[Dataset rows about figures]
—————
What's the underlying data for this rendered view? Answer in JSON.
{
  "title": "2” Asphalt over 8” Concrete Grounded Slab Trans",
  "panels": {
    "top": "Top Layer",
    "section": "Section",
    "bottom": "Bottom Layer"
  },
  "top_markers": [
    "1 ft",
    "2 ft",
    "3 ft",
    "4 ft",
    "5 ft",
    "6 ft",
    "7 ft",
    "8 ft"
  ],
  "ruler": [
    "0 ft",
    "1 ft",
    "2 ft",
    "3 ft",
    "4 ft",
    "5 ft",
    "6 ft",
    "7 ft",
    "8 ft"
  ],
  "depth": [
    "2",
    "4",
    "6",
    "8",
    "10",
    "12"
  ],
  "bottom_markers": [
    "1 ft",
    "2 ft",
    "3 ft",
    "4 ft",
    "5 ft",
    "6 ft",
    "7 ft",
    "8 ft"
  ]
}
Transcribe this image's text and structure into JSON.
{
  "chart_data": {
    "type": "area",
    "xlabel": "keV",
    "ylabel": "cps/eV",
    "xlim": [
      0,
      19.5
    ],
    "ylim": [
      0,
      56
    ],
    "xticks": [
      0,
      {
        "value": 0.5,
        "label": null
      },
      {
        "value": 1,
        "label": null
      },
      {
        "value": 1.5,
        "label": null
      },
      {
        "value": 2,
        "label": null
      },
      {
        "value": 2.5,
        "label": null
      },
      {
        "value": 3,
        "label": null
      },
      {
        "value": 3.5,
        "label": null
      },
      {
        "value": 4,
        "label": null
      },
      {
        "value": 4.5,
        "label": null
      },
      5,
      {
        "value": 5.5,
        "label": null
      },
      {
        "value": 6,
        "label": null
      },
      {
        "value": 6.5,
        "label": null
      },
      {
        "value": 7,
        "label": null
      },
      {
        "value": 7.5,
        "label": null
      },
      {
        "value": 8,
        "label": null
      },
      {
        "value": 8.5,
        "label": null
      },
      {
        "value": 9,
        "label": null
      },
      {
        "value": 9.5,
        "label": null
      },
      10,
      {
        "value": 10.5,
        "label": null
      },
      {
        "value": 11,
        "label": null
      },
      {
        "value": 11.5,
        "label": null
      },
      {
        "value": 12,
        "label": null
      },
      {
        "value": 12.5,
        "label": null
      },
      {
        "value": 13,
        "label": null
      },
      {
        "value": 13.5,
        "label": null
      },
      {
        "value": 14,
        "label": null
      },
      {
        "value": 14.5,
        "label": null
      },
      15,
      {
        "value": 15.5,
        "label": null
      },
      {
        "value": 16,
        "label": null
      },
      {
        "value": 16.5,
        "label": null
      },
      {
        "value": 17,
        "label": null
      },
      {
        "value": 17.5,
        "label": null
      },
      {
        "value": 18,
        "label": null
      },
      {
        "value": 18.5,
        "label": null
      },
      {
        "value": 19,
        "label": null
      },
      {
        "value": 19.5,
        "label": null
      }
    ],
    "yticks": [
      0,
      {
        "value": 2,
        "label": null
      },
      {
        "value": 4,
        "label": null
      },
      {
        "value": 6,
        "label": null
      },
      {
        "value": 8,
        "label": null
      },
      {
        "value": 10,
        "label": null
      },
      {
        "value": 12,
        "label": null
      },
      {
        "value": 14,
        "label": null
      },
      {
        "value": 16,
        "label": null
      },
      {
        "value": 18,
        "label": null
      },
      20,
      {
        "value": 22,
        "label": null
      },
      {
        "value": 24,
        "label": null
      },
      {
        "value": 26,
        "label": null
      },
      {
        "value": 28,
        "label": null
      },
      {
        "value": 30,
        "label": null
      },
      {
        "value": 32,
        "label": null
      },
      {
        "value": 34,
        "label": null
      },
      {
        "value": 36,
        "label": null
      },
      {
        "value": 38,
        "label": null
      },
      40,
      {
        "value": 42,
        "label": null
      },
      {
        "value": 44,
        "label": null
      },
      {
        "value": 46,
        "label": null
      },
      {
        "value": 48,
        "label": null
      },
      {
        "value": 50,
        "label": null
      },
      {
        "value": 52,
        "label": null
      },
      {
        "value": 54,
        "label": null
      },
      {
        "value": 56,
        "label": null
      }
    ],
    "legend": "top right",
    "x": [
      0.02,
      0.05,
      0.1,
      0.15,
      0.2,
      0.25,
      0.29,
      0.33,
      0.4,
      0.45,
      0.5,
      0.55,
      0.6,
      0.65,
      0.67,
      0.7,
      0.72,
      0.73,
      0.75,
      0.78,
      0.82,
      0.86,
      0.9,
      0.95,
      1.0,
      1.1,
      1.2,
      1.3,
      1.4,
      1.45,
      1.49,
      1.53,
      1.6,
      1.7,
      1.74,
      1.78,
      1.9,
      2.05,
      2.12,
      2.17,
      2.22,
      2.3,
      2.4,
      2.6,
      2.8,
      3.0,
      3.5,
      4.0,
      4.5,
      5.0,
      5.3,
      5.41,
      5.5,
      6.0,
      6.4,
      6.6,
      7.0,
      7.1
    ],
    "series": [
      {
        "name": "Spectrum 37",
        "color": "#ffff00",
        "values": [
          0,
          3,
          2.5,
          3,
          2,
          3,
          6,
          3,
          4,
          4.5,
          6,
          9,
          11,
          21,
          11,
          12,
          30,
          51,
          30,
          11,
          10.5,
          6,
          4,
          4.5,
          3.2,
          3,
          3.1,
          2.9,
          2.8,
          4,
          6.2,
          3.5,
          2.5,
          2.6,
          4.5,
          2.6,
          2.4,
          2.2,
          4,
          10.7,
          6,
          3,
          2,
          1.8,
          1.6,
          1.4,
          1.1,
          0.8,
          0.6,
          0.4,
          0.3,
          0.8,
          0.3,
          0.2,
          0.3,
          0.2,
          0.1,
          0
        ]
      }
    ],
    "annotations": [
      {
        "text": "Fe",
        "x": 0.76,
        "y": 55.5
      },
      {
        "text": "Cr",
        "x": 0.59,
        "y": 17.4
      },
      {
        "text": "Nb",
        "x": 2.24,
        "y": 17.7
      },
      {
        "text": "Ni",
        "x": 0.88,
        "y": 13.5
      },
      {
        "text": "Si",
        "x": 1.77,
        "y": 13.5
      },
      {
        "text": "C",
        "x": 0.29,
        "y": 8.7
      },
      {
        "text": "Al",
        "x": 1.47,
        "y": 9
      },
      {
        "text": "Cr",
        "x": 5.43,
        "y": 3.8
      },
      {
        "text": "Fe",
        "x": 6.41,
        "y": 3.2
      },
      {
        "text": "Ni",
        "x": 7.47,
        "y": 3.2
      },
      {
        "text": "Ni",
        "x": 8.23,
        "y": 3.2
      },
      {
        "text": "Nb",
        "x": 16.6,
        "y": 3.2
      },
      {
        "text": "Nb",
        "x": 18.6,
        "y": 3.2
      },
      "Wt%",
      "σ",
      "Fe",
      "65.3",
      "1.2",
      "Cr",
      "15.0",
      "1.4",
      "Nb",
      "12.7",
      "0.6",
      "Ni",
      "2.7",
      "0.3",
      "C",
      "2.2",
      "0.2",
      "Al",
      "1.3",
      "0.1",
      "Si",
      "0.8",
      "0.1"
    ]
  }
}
—————
Each line of the material above needs to be quoted exactly, please.

RESULT FOR THIS TASK -
What's the underlying data for this rendered view? Answer in JSON.
{
  "title": "2” Asphalt over 8” Concrete Grounded Slab Trans",
  "panels": {
    "top": "Top Layer",
    "section": "Section",
    "bottom": "Bottom Layer"
  },
  "top_markers": [
    "1 ft",
    "2 ft",
    "3 ft",
    "4 ft",
    "5 ft",
    "6 ft",
    "7 ft",
    "8 ft"
  ],
  "ruler": [
    "0 ft",
    "1 ft",
    "2 ft",
    "3 ft",
    "4 ft",
    "5 ft",
    "6 ft",
    "7 ft",
    "8 ft"
  ],
  "depth": [
    "2",
    "4",
    "6",
    "8",
    "10",
    "12"
  ],
  "bottom_markers": [
    "1 ft",
    "2 ft",
    "3 ft",
    "4 ft",
    "5 ft",
    "6 ft",
    "7 ft",
    "8 ft"
  ]
}
Transcribe this image's text and structure into JSON.
{
  "chart_data": {
    "type": "area",
    "xlabel": "keV",
    "ylabel": "cps/eV",
    "xlim": [
      0,
      19.5
    ],
    "ylim": [
      0,
      56
    ],
    "xticks": [
      0,
      {
        "value": 0.5,
        "label": null
      },
      {
        "value": 1,
        "label": null
      },
      {
        "value": 1.5,
        "label": null
      },
      {
        "value": 2,
        "label": null
      },
      {
        "value": 2.5,
        "label": null
      },
      {
        "value": 3,
        "label": null
      },
      {
        "value": 3.5,
        "label": null
      },
      {
        "value": 4,
        "label": null
      },
      {
        "value": 4.5,
        "label": null
      },
      5,
      {
        "value": 5.5,
        "label": null
      },
      {
        "value": 6,
        "label": null
      },
      {
        "value": 6.5,
        "label": null
      },
      {
        "value": 7,
        "label": null
      },
      {
        "value": 7.5,
        "label": null
      },
      {
        "value": 8,
        "label": null
      },
      {
        "value": 8.5,
        "label": null
      },
      {
        "value": 9,
        "label": null
      },
      {
        "value": 9.5,
        "label": null
      },
      10,
      {
        "value": 10.5,
        "label": null
      },
      {
        "value": 11,
        "label": null
      },
      {
        "value": 11.5,
        "label": null
      },
      {
        "value": 12,
        "label": null
      },
      {
        "value": 12.5,
        "label": null
      },
      {
        "value": 13,
        "label": null
      },
      {
        "value": 13.5,
        "label": null
      },
      {
        "value": 14,
        "label": null
      },
      {
        "value": 14.5,
        "label": null
      },
      15,
      {
        "value": 15.5,
        "label": null
      },
      {
        "value": 16,
        "label": null
      },
      {
        "value": 16.5,
        "label": null
      },
      {
        "value": 17,
        "label": null
      },
      {
        "value": 17.5,
        "label": null
      },
      {
        "value": 18,
        "label": null
      },
      {
        "value": 18.5,
        "label": null
      },
      {
        "value": 19,
        "label": null
      },
      {
        "value": 19.5,
        "label": null
      }
    ],
    "yticks": [
      0,
      {
        "value": 2,
        "label": null
      },
      {
        "value": 4,
        "label": null
      },
      {
        "value": 6,
        "label": null
      },
      {
        "value": 8,
        "label": null
      },
      {
        "value": 10,
        "label": null
      },
      {
        "value": 12,
        "label": null
      },
      {
        "value": 14,
        "label": null
      },
      {
        "value": 16,
        "label": null
      },
      {
        "value": 18,
        "label": null
      },
      20,
      {
        "value": 22,
        "label": null
      },
      {
        "value": 24,
        "label": null
      },
      {
        "value": 26,
        "label": null
      },
      {
        "value": 28,
        "label": null
      },
      {
        "value": 30,
        "label": null
      },
      {
        "value": 32,
        "label": null
      },
      {
        "value": 34,
        "label": null
      },
      {
        "value": 36,
        "label": null
      },
      {
        "value": 38,
        "label": null
      },
      40,
      {
        "value": 42,
        "label": null
      },
      {
        "value": 44,
        "label": null
      },
      {
        "value": 46,
        "label": null
      },
      {
        "value": 48,
        "label": null
      },
      {
        "value": 50,
        "label": null
      },
      {
        "value": 52,
        "label": null
      },
      {
        "value": 54,
        "label": null
      },
      {
        "value": 56,
        "label": null
      }
    ],
    "legend": "top right",
    "x": [
      0.02,
      0.05,
      0.1,
      0.15,
      0.2,
      0.25,
      0.29,
      0.33,
      0.4,
      0.45,
      0.5,
      0.55,
      0.6,
      0.65,
      0.67,
      0.7,
      0.72,
      0.73,
      0.75,
      0.78,
      0.82,
      0.86,
      0.9,
      0.95,
      1.0,
      1.1,
      1.2,
      1.3,
      1.4,
      1.45,
      1.49,
      1.53,
      1.6,
      1.7,
      1.74,
      1.78,
      1.9,
      2.05,
      2.12,
      2.17,
      2.22,
      2.3,
      2.4,
      2.6,
      2.8,
      3.0,
      3.5,
      4.0,
      4.5,
      5.0,
      5.3,
      5.41,
      5.5,
      6.0,
      6.4,
      6.6,
      7.0,
      7.1
    ],
    "series": [
      {
        "name": "Spectrum 37",
        "color": "#ffff00",
        "values": [
          0,
          3,
          2.5,
          3,
          2,
          3,
          6,
          3,
          4,
          4.5,
          6,
          9,
          11,
          21,
          11,
          12,
          30,
          51,
          30,
          11,
          10.5,
          6,
          4,
          4.5,
          3.2,
          3,
          3.1,
          2.9,
          2.8,
          4,
          6.2,
          3.5,
          2.5,
          2.6,
          4.5,
          2.6,
          2.4,
          2.2,
          4,
          10.7,
          6,
          3,
          2,
          1.8,
          1.6,
          1.4,
          1.1,
          0.8,
          0.6,
          0.4,
          0.3,
          0.8,
          0.3,
          0.2,
          0.3,
          0.2,
          0.1,
          0
        ]
      }
    ],
    "annotations": [
      {
        "text": "Fe",
        "x": 0.76,
        "y": 55.5
      },
      {
        "text": "Cr",
        "x": 0.59,
        "y": 17.4
      },
      {
        "text": "Nb",
        "x": 2.24,
        "y": 17.7
      },
      {
        "text": "Ni",
        "x": 0.88,
        "y": 13.5
      },
      {
        "text": "Si",
        "x": 1.77,
        "y": 13.5
      },
      {
        "text": "C",
        "x": 0.29,
        "y": 8.7
      },
      {
        "text": "Al",
        "x": 1.47,
        "y": 9
      },
      {
        "text": "Cr",
        "x": 5.43,
        "y": 3.8
      },
      {
        "text": "Fe",
        "x": 6.41,
        "y": 3.2
      },
      {
        "text": "Ni",
        "x": 7.47,
        "y": 3.2
      },
      {
        "text": "Ni",
        "x": 8.23,
        "y": 3.2
      },
      {
        "text": "Nb",
        "x": 16.6,
        "y": 3.2
      },
      {
        "text": "Nb",
        "x": 18.6,
        "y": 3.2
      },
      "Wt%",
      "σ",
      "Fe",
      "65.3",
      "1.2",
      "Cr",
      "15.0",
      "1.4",
      "Nb",
      "12.7",
      "0.6",
      "Ni",
      "2.7",
      "0.3",
      "C",
      "2.2",
      "0.2",
      "Al",
      "1.3",
      "0.1",
      "Si",
      "0.8",
      "0.1"
    ]
  }
}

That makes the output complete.